Data records
_ _ _

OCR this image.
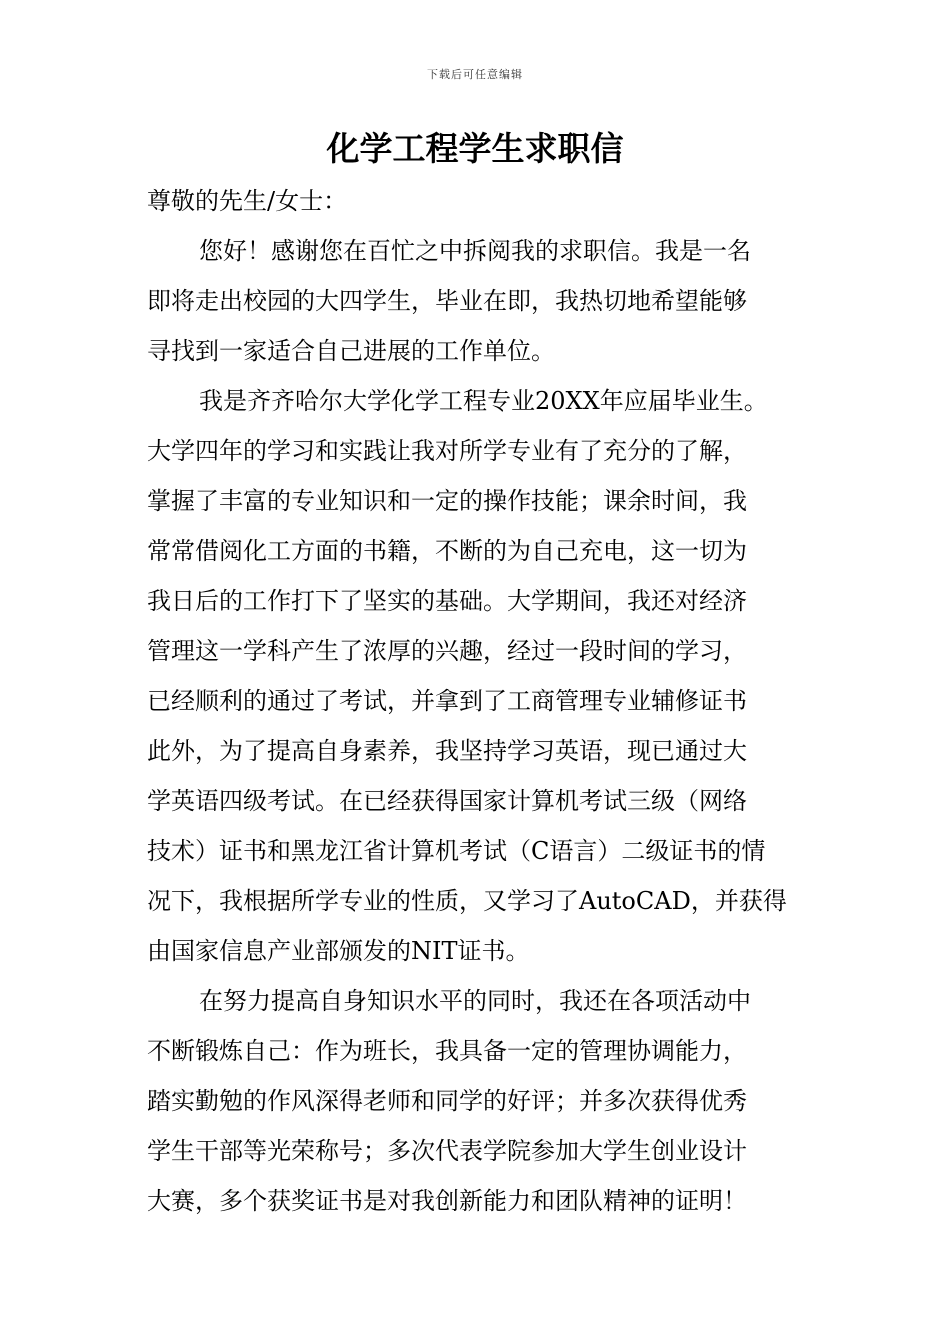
下载后可任意编辑
化学工程学生求职信
尊敬的先生/女士：
您好！感谢您在百忙之中拆阅我的求职信。我是一名
即将走出校园的大四学生，毕业在即，我热切地希望能够
寻找到一家适合自己进展的工作单位。
我是齐齐哈尔大学化学工程专业20XX年应届毕业生。
大学四年的学习和实践让我对所学专业有了充分的了解，
掌握了丰富的专业知识和一定的操作技能；课余时间，我
常常借阅化工方面的书籍，不断的为自己充电，这一切为
我日后的工作打下了坚实的基础。大学期间，我还对经济
管理这一学科产生了浓厚的兴趣，经过一段时间的学习，
已经顺利的通过了考试，并拿到了工商管理专业辅修证书
此外，为了提高自身素养，我坚持学习英语，现已通过大
学英语四级考试。在已经获得国家计算机考试三级（网络
技术）证书和黑龙江省计算机考试（C语言）二级证书的情
况下，我根据所学专业的性质，又学习了AutoCAD，并获得
由国家信息产业部颁发的NIT证书。
在努力提高自身知识水平的同时，我还在各项活动中
不断锻炼自己：作为班长，我具备一定的管理协调能力，
踏实勤勉的作风深得老师和同学的好评；并多次获得优秀
学生干部等光荣称号；多次代表学院参加大学生创业设计
大赛，多个获奖证书是对我创新能力和团队精神的证明！
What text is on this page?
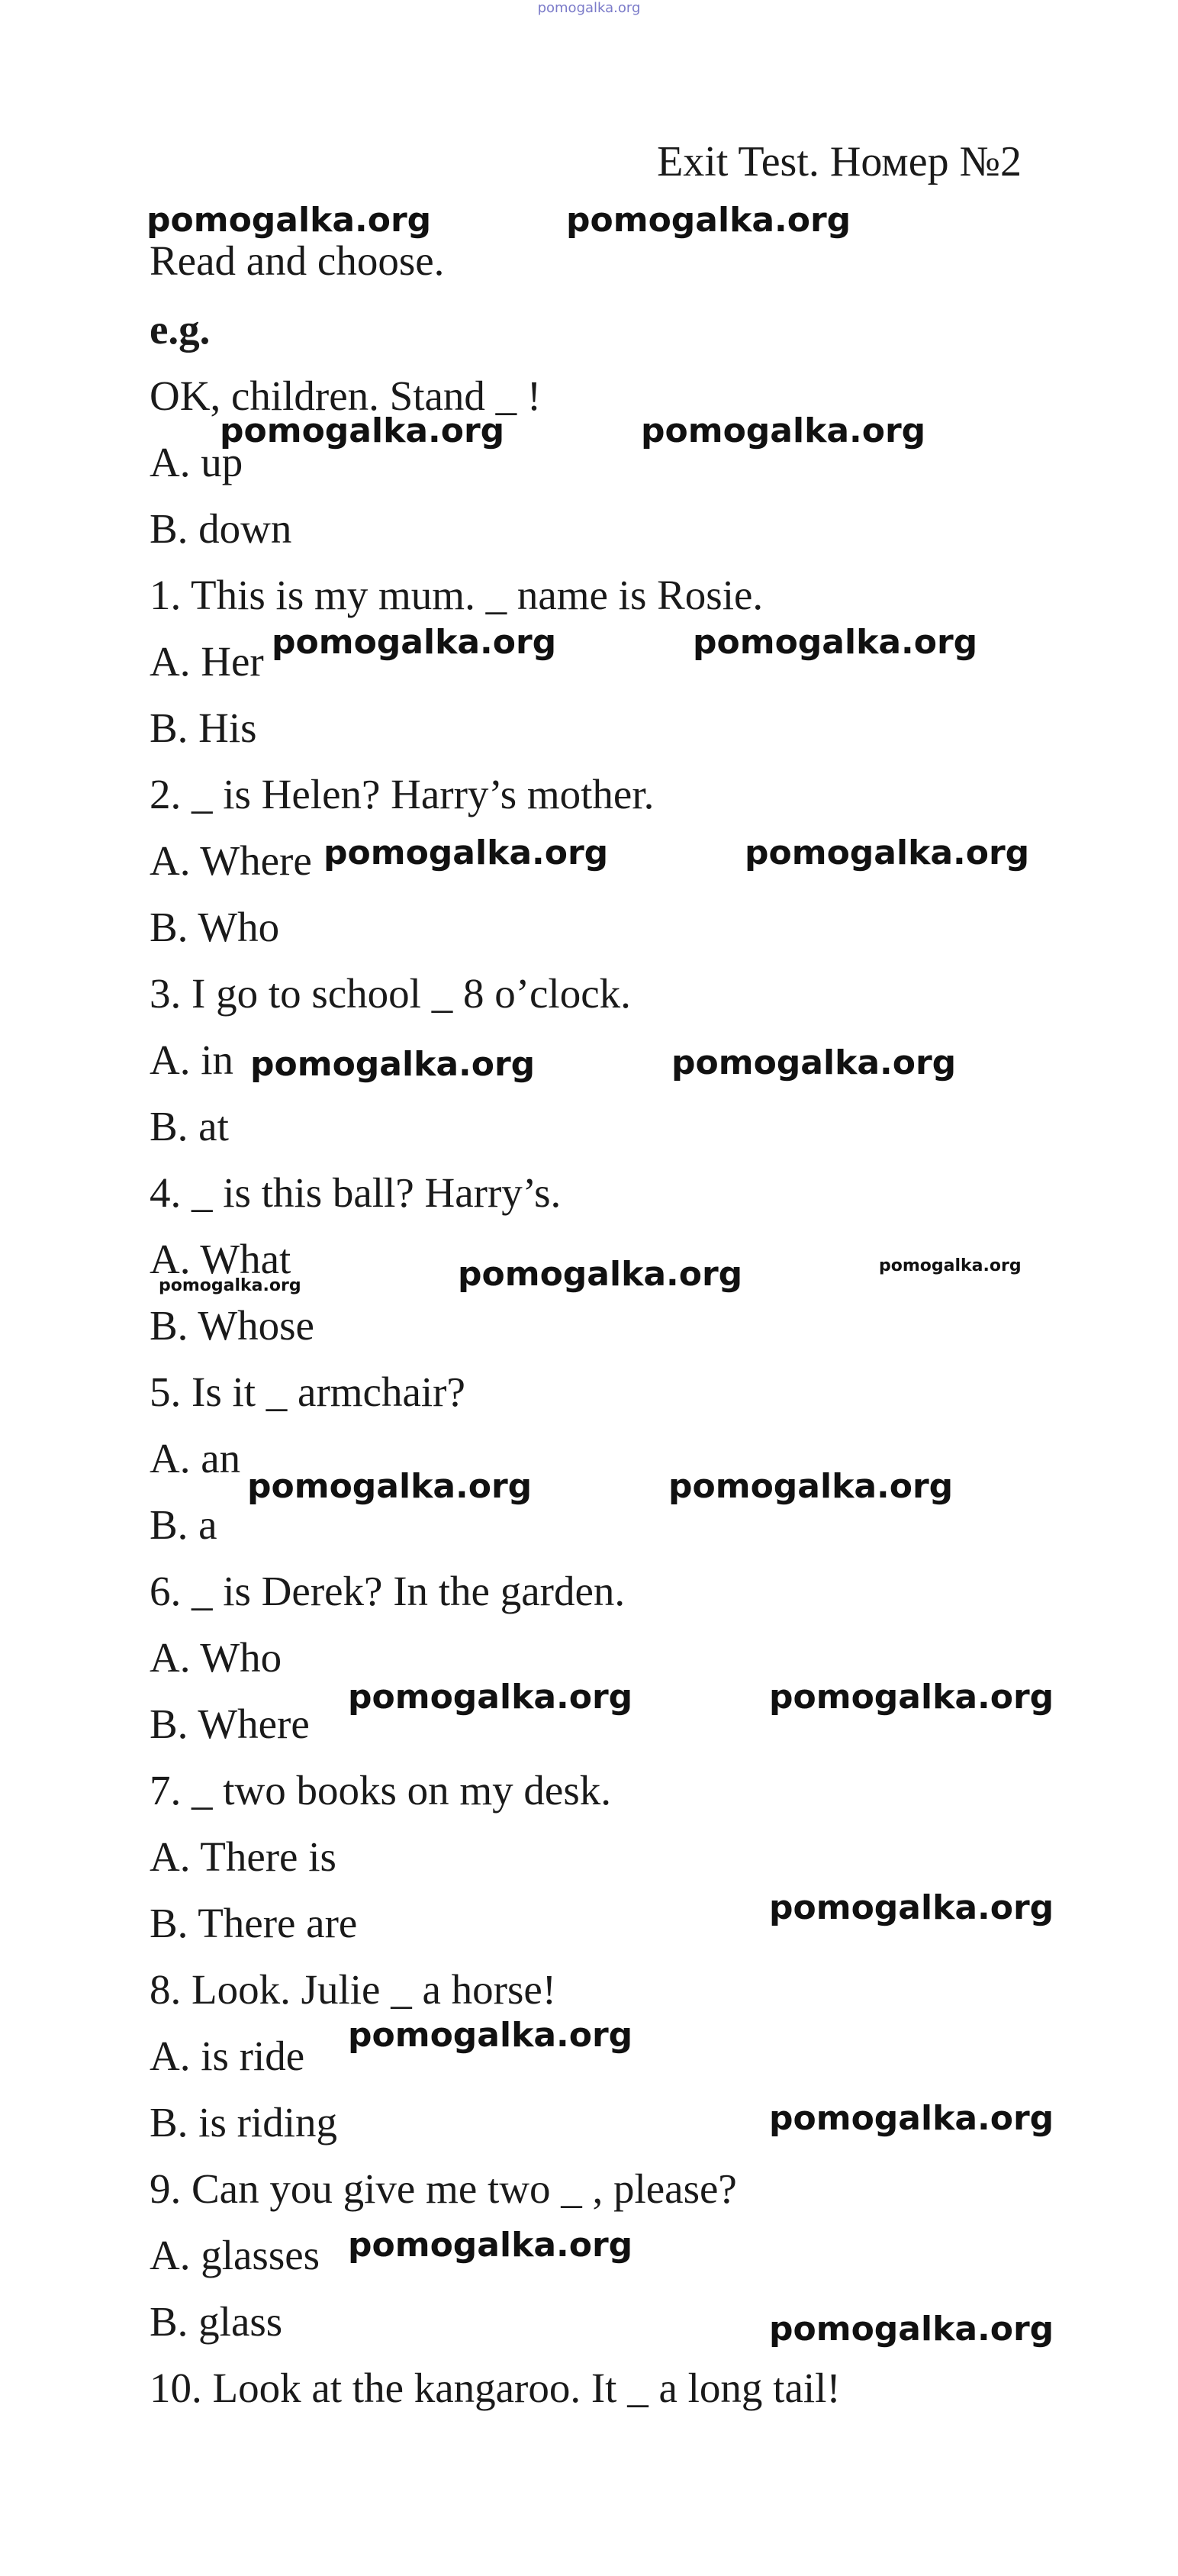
pomogalka.org
Exit Test. Номер №2
Read and choose.
e.g.
OK, children. Stand _ !
A. up
B. down
1. This is my mum. _ name is Rosie.
A. Her
B. His
2. _ is Helen? Harry’s mother.
A. Where
B. Who
3. I go to school _ 8 o’clock.
A. in
B. at
4. _ is this ball? Harry’s.
A. What
B. Whose
5. Is it _ armchair?
A. an
B. a
6. _ is Derek? In the garden.
A. Who
B. Where
7. _ two books on my desk.
A. There is
B. There are
8. Look. Julie _ a horse!
A. is ride
B. is riding
9. Can you give me two _ , please?
A. glasses
B. glass
10. Look at the kangaroo. It _ a long tail!
pomogalka.org	pomogalka.org
pomogalka.org	pomogalka.org
pomogalka.org	pomogalka.org
pomogalka.org	pomogalka.org
pomogalka.org	pomogalka.org
pomogalka.org	pomogalka.org	pomogalka.org
pomogalka.org	pomogalka.org
pomogalka.org	pomogalka.org
pomogalka.org
pomogalka.org
pomogalka.org
pomogalka.org
pomogalka.org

_ _ _

## Written task
Reproduce all entries exactly. Pictures do not belong in the copy.

## Final result
OCR this image.
下载后可任意编辑
化学工程学生求职信
尊敬的先生/女士：
您好！感谢您在百忙之中拆阅我的求职信。我是一名
即将走出校园的大四学生，毕业在即，我热切地希望能够
寻找到一家适合自己进展的工作单位。
我是齐齐哈尔大学化学工程专业20XX年应届毕业生。
大学四年的学习和实践让我对所学专业有了充分的了解，
掌握了丰富的专业知识和一定的操作技能；课余时间，我
常常借阅化工方面的书籍，不断的为自己充电，这一切为
我日后的工作打下了坚实的基础。大学期间，我还对经济
管理这一学科产生了浓厚的兴趣，经过一段时间的学习，
已经顺利的通过了考试，并拿到了工商管理专业辅修证书
此外，为了提高自身素养，我坚持学习英语，现已通过大
学英语四级考试。在已经获得国家计算机考试三级（网络
技术）证书和黑龙江省计算机考试（C语言）二级证书的情
况下，我根据所学专业的性质，又学习了AutoCAD，并获得
由国家信息产业部颁发的NIT证书。
在努力提高自身知识水平的同时，我还在各项活动中
不断锻炼自己：作为班长，我具备一定的管理协调能力，
踏实勤勉的作风深得老师和同学的好评；并多次获得优秀
学生干部等光荣称号；多次代表学院参加大学生创业设计
大赛，多个获奖证书是对我创新能力和团队精神的证明！
What text is on this page?
pomogalka.org
Exit Test. Номер №2
Read and choose.
e.g.
OK, children. Stand _ !
A. up
B. down
1. This is my mum. _ name is Rosie.
A. Her
B. His
2. _ is Helen? Harry’s mother.
A. Where
B. Who
3. I go to school _ 8 o’clock.
A. in
B. at
4. _ is this ball? Harry’s.
A. What
B. Whose
5. Is it _ armchair?
A. an
B. a
6. _ is Derek? In the garden.
A. Who
B. Where
7. _ two books on my desk.
A. There is
B. There are
8. Look. Julie _ a horse!
A. is ride
B. is riding
9. Can you give me two _ , please?
A. glasses
B. glass
10. Look at the kangaroo. It _ a long tail!
pomogalka.org	pomogalka.org
pomogalka.org	pomogalka.org
pomogalka.org	pomogalka.org
pomogalka.org	pomogalka.org
pomogalka.org	pomogalka.org
pomogalka.org	pomogalka.org	pomogalka.org
pomogalka.org	pomogalka.org
pomogalka.org	pomogalka.org
pomogalka.org
pomogalka.org
pomogalka.org
pomogalka.org
pomogalka.org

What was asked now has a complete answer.